>>>>>

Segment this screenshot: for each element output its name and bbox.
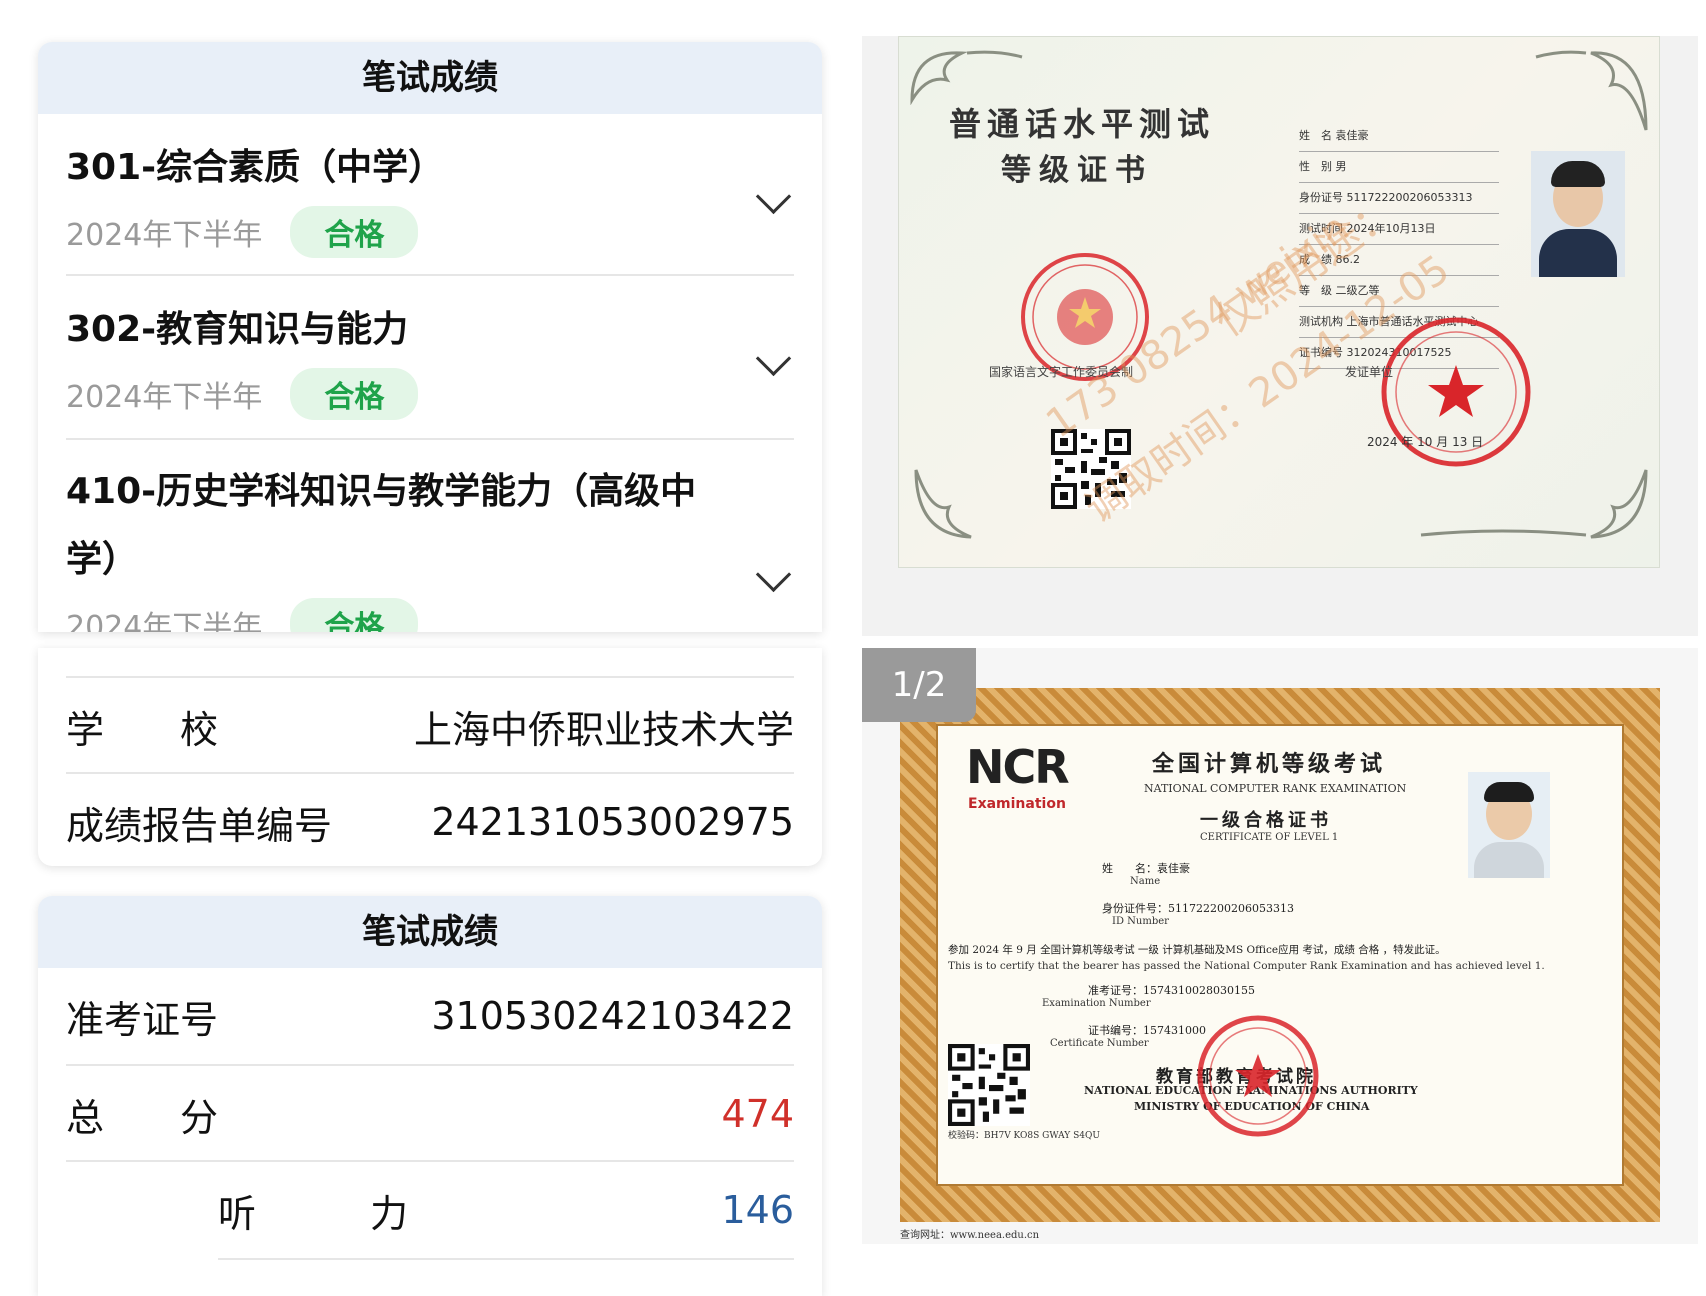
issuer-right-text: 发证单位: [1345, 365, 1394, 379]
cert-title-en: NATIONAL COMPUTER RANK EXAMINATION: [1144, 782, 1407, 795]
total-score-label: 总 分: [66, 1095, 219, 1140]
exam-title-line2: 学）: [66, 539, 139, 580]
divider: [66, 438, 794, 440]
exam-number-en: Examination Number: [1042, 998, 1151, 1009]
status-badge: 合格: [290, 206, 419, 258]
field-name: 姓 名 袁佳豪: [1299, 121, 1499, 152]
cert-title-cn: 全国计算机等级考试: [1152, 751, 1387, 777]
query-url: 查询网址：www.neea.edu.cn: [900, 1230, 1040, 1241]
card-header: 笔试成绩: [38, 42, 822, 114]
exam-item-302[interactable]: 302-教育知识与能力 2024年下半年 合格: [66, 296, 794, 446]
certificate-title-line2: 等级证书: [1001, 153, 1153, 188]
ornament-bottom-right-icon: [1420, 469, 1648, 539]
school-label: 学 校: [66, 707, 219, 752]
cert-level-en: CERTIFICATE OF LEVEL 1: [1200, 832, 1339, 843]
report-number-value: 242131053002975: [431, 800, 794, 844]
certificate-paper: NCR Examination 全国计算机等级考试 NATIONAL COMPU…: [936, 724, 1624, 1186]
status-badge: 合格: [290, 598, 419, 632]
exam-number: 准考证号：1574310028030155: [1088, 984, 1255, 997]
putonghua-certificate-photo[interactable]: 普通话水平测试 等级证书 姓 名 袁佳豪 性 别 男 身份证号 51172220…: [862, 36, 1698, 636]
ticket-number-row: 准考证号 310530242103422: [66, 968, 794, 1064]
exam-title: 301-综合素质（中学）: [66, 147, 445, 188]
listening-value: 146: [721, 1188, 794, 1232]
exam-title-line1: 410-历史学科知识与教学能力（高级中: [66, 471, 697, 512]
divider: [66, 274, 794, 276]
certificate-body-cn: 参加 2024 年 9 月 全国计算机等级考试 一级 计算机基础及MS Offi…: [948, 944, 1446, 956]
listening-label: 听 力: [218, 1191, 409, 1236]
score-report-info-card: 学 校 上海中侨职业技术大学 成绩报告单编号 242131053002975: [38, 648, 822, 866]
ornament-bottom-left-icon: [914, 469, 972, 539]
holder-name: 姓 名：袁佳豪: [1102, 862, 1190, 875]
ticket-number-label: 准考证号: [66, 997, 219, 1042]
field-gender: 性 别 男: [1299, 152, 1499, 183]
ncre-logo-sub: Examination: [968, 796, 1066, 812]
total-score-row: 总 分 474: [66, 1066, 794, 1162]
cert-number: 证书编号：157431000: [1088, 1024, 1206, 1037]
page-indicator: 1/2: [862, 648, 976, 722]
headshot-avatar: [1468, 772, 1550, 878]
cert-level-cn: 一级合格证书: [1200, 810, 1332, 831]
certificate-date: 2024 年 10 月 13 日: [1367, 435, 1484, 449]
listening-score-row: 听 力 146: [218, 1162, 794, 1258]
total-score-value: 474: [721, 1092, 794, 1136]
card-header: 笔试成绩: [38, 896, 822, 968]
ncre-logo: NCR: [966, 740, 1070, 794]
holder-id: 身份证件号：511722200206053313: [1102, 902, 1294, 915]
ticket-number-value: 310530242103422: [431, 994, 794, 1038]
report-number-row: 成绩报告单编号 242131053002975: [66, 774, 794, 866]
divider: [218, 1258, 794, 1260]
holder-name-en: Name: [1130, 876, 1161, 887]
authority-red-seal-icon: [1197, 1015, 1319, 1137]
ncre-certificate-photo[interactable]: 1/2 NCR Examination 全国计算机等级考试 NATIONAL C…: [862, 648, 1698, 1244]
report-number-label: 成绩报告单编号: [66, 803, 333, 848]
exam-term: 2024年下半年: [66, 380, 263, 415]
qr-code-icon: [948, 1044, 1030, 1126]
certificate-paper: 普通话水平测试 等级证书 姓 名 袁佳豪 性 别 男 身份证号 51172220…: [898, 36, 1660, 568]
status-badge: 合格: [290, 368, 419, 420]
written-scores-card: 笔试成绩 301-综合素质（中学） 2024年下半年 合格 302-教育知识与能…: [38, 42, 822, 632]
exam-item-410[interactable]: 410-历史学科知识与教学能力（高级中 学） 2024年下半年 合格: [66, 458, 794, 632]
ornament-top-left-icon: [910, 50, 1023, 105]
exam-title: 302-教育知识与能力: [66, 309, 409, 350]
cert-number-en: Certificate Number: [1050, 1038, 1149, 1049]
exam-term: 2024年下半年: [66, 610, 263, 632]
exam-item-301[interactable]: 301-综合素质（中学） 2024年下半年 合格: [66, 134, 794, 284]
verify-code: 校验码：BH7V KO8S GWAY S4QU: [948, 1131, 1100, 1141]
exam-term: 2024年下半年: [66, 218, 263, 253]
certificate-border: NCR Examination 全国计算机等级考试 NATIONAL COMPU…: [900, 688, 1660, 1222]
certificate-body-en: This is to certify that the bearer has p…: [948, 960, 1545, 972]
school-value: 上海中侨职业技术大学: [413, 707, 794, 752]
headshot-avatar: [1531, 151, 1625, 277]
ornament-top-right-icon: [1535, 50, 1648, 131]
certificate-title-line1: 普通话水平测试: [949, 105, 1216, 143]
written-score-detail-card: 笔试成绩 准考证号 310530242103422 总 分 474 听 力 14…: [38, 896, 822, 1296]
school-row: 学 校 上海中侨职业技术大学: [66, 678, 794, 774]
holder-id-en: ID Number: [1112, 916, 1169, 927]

<<<<<
>>>>>

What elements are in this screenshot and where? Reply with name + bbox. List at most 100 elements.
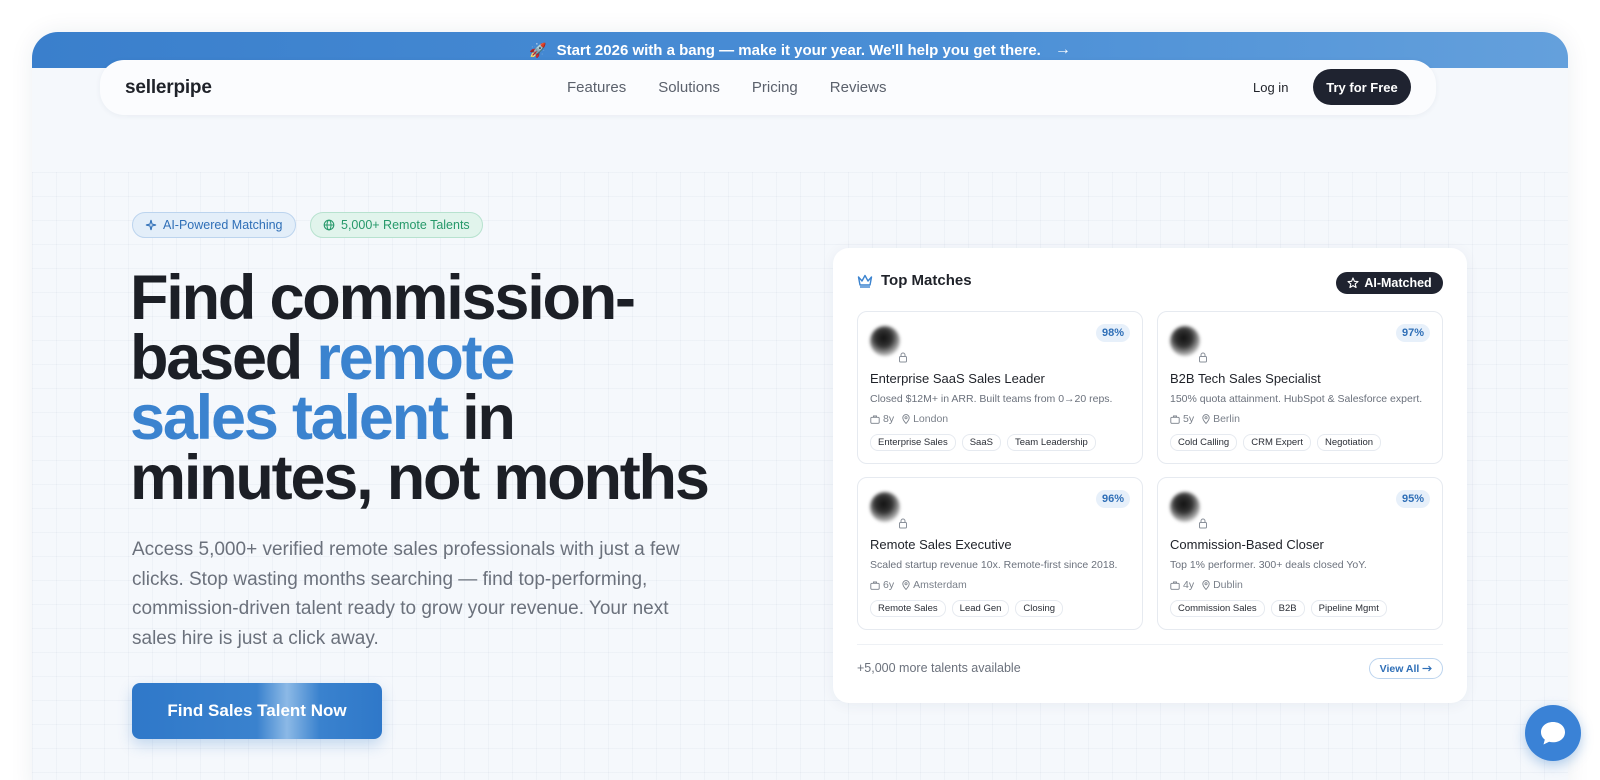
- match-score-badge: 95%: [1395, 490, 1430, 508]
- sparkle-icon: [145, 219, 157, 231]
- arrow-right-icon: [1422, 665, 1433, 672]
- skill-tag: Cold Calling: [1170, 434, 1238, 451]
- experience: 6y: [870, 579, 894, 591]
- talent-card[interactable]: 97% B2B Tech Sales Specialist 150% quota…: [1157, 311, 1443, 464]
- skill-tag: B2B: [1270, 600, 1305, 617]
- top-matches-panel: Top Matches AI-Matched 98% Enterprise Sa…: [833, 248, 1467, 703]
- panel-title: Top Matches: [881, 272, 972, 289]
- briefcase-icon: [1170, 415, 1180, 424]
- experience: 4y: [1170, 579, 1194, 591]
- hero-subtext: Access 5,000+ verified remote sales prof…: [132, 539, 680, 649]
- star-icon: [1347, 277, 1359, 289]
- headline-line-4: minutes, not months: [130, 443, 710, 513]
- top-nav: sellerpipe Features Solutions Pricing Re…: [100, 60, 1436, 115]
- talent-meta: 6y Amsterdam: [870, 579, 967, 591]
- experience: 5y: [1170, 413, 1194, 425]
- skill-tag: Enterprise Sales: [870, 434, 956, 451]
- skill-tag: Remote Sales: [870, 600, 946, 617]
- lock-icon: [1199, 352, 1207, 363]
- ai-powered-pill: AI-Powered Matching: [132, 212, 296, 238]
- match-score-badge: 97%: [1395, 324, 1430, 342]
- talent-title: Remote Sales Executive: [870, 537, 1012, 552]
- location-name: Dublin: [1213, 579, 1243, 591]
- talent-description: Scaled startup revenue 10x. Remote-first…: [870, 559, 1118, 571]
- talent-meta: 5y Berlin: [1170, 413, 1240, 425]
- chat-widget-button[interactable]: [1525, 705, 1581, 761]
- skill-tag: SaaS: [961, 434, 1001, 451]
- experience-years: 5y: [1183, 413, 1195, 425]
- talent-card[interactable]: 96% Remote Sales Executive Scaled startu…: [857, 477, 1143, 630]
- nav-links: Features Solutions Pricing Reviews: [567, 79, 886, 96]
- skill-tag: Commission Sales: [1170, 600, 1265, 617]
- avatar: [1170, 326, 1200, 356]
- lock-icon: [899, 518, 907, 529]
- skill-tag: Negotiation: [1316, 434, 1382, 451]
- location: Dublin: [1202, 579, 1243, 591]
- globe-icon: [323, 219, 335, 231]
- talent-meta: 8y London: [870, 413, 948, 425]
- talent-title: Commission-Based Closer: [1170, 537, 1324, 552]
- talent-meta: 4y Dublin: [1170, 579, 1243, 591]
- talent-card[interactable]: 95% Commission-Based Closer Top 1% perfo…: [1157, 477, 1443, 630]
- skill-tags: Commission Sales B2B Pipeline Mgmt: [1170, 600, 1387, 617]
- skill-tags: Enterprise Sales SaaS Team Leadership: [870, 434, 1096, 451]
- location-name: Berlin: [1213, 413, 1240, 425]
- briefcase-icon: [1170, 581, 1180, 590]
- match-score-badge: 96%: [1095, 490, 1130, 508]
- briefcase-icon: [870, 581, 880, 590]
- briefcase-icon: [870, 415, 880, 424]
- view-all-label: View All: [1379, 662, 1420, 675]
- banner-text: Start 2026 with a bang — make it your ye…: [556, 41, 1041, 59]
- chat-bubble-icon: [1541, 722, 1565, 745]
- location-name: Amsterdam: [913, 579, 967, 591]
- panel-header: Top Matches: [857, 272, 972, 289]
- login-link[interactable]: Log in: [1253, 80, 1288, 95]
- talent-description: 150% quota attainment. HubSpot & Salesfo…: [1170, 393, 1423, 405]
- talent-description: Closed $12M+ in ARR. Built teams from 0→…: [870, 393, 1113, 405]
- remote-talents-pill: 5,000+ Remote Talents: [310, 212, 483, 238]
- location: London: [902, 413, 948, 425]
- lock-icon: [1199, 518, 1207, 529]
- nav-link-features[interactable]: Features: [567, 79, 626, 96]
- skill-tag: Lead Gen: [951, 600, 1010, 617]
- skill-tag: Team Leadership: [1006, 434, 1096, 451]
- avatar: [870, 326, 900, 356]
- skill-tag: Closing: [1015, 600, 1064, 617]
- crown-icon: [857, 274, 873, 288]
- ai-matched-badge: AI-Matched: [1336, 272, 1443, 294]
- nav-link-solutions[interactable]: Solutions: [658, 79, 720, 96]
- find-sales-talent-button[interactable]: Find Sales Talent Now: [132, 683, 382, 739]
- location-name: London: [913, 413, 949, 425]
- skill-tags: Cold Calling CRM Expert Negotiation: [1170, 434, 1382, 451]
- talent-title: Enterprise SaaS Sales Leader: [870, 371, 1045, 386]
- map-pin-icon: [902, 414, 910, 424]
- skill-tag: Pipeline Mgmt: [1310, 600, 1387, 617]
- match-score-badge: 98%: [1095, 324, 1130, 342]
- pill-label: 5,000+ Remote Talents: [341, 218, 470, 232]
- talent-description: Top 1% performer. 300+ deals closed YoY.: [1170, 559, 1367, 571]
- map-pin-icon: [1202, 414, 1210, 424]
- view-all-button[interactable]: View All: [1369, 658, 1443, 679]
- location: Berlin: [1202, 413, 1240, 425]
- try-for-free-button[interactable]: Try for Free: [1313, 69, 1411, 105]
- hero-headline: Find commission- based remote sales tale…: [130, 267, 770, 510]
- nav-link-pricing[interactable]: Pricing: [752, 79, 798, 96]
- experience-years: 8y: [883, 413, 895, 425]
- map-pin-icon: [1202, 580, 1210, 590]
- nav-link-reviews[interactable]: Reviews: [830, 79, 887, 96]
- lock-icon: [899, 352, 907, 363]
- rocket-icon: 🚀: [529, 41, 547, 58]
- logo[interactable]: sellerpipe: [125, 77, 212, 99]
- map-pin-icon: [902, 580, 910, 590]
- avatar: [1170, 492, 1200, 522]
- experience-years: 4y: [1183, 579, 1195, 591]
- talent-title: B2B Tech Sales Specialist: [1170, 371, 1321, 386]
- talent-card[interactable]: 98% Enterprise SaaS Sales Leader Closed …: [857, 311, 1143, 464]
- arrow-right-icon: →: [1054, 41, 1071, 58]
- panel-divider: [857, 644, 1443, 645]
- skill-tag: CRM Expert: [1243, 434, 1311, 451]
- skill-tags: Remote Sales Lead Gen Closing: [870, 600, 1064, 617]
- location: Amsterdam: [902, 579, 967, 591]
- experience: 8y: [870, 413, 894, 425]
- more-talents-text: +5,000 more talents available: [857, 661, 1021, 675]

<<<<<

- [GIVEN REQUEST]:
Please reproduce only the part of the entries that opens with the line containing "issuer-right-text: 发证单位: [1345, 365, 1394, 379]" and closes with the line containing "field-gender: 性 别 男: [1299, 152, 1499, 183]", substituting "separator" for "divider" and keeping everything else unchanged.

- [THE SOLUTION]:
issuer-right-text: 发证单位: [1345, 365, 1394, 379]
cert-title-en: NATIONAL COMPUTER RANK EXAMINATION: [1144, 782, 1407, 795]
total-score-label: 总 分: [66, 1095, 219, 1140]
exam-title-line2: 学）: [66, 539, 139, 580]
separator: [66, 438, 794, 440]
exam-number-en: Examination Number: [1042, 998, 1151, 1009]
status-badge: 合格: [290, 206, 419, 258]
field-name: 姓 名 袁佳豪: [1299, 121, 1499, 152]
cert-title-cn: 全国计算机等级考试: [1152, 751, 1387, 777]
query-url: 查询网址：www.neea.edu.cn: [900, 1230, 1040, 1241]
card-header: 笔试成绩: [38, 42, 822, 114]
exam-item-302[interactable]: 302-教育知识与能力 2024年下半年 合格: [66, 296, 794, 446]
certificate-title-line2: 等级证书: [1001, 153, 1153, 188]
ornament-bottom-right-icon: [1420, 469, 1648, 539]
school-label: 学 校: [66, 707, 219, 752]
cert-level-en: CERTIFICATE OF LEVEL 1: [1200, 832, 1339, 843]
report-number-value: 242131053002975: [431, 800, 794, 844]
certificate-paper: NCR Examination 全国计算机等级考试 NATIONAL COMPU…: [936, 724, 1624, 1186]
status-badge: 合格: [290, 598, 419, 632]
exam-number: 准考证号：1574310028030155: [1088, 984, 1255, 997]
putonghua-certificate-photo[interactable]: 普通话水平测试 等级证书 姓 名 袁佳豪 性 别 男 身份证号 51172220…: [862, 36, 1698, 636]
ticket-number-row: 准考证号 310530242103422: [66, 968, 794, 1064]
exam-title: 301-综合素质（中学）: [66, 147, 445, 188]
listening-value: 146: [721, 1188, 794, 1232]
exam-title-line1: 410-历史学科知识与教学能力（高级中: [66, 471, 697, 512]
separator: [66, 274, 794, 276]
certificate-body-cn: 参加 2024 年 9 月 全国计算机等级考试 一级 计算机基础及MS Offi…: [948, 944, 1446, 956]
listening-label: 听 力: [218, 1191, 409, 1236]
score-report-info-card: 学 校 上海中侨职业技术大学 成绩报告单编号 242131053002975: [38, 648, 822, 866]
ornament-bottom-left-icon: [914, 469, 972, 539]
holder-name: 姓 名：袁佳豪: [1102, 862, 1190, 875]
ticket-number-label: 准考证号: [66, 997, 219, 1042]
field-gender: 性 别 男: [1299, 152, 1499, 183]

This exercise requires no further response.